TASK REQUIREMENTS
Count, in the entries, the lines with "وقال". Answer with the number only.
Begin
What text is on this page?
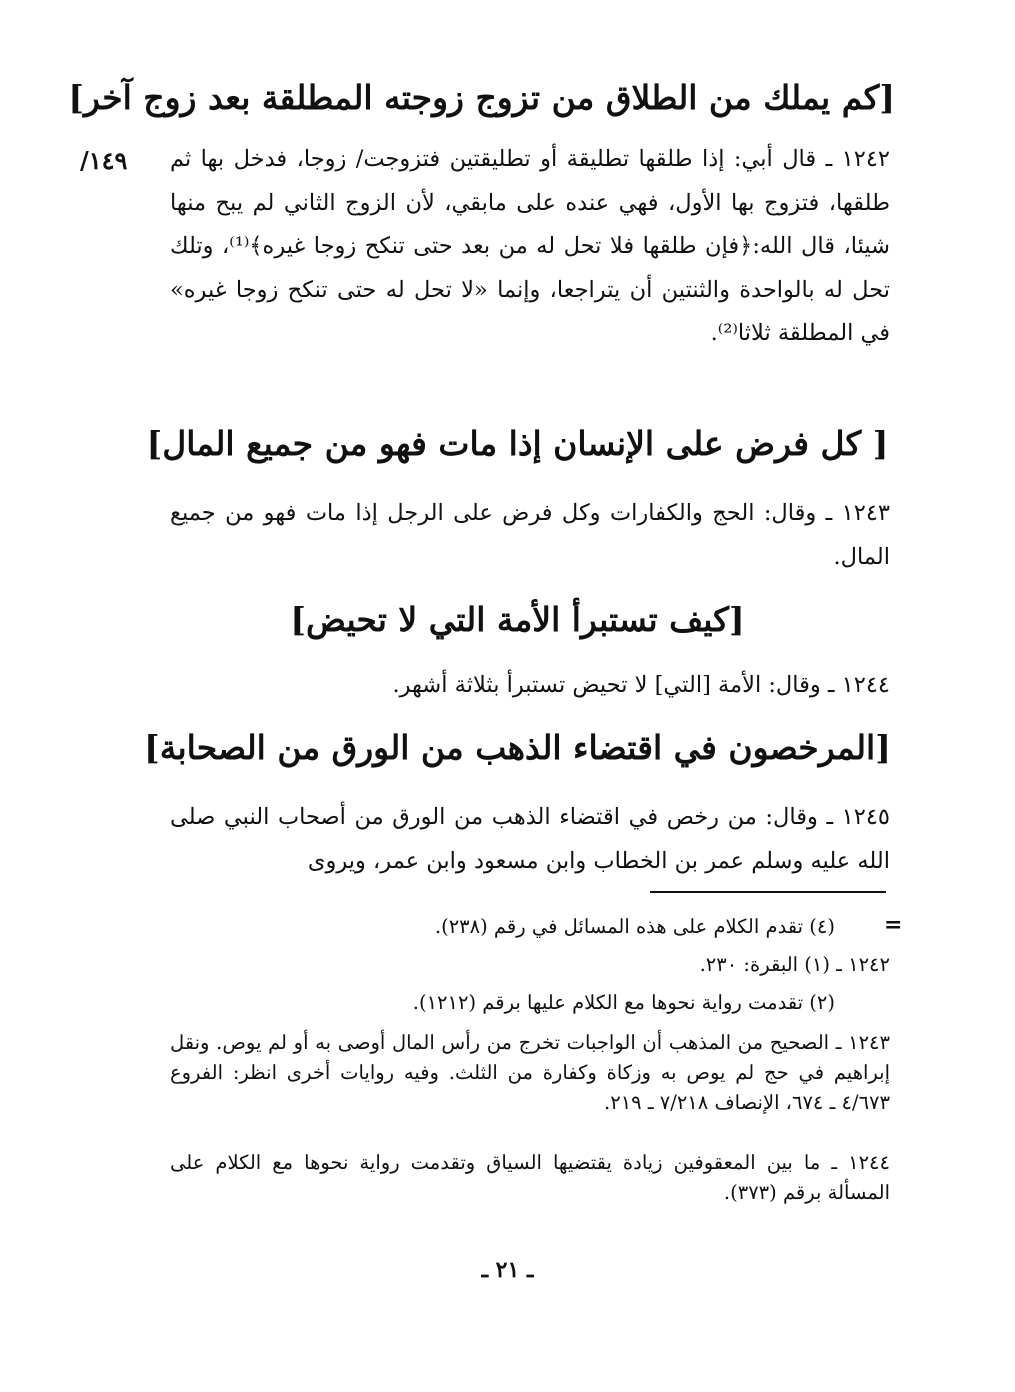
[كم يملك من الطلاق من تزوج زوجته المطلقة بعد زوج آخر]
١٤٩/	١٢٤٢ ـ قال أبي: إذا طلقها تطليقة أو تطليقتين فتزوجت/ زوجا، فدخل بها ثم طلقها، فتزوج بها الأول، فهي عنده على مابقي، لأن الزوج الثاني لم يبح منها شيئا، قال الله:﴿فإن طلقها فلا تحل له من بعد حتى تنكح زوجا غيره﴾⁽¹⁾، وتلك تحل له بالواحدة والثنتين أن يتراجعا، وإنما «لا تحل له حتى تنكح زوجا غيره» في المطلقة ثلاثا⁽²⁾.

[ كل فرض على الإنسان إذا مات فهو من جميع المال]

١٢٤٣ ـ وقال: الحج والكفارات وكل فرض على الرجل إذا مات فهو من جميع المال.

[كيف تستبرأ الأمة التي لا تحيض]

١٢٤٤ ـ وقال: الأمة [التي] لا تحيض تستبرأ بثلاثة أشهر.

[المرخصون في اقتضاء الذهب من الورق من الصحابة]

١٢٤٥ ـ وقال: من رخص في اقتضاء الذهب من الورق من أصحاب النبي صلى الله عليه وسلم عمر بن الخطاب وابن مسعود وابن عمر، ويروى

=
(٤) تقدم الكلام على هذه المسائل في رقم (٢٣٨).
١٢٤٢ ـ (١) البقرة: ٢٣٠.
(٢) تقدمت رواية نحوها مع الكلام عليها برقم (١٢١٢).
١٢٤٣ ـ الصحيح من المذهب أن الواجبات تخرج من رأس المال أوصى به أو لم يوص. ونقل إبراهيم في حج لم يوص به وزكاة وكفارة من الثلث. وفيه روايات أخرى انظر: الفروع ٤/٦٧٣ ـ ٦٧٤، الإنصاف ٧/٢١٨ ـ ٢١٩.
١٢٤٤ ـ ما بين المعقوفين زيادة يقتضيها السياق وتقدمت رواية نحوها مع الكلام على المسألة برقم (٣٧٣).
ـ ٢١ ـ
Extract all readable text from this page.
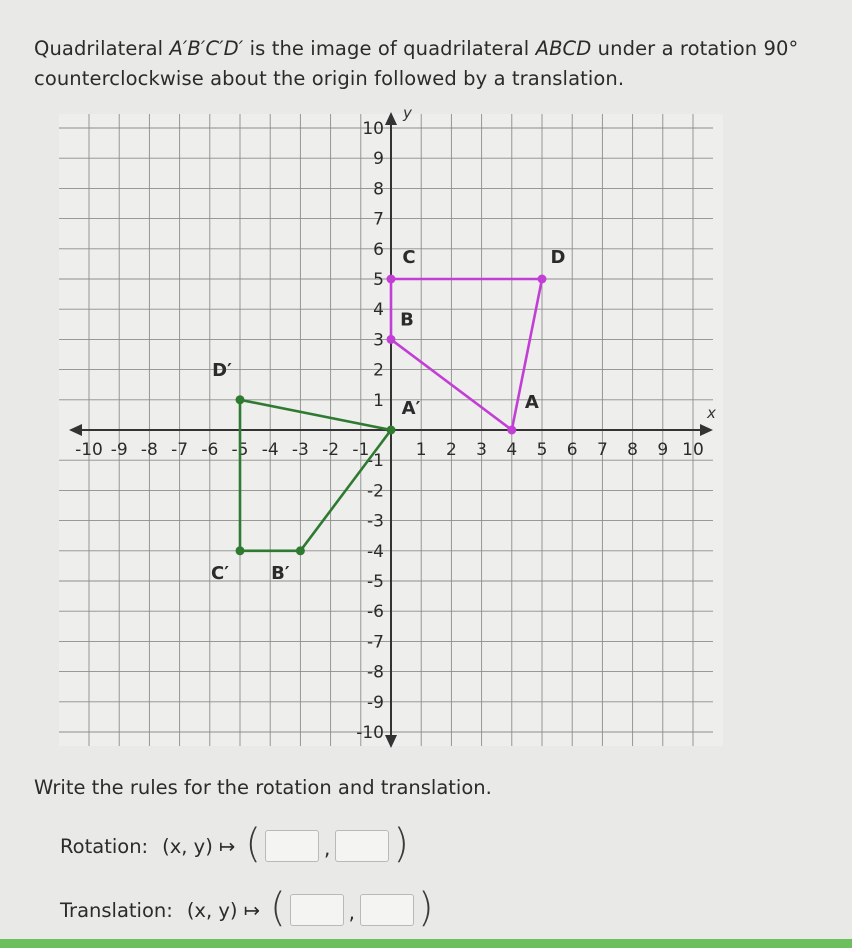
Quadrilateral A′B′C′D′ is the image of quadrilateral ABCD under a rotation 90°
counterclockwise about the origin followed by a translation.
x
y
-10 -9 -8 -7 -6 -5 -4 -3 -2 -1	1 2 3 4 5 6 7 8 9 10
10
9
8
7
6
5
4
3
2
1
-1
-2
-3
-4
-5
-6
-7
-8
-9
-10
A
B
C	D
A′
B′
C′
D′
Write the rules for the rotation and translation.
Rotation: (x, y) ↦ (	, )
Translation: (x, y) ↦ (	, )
End
PROBLEM SOLUTION
3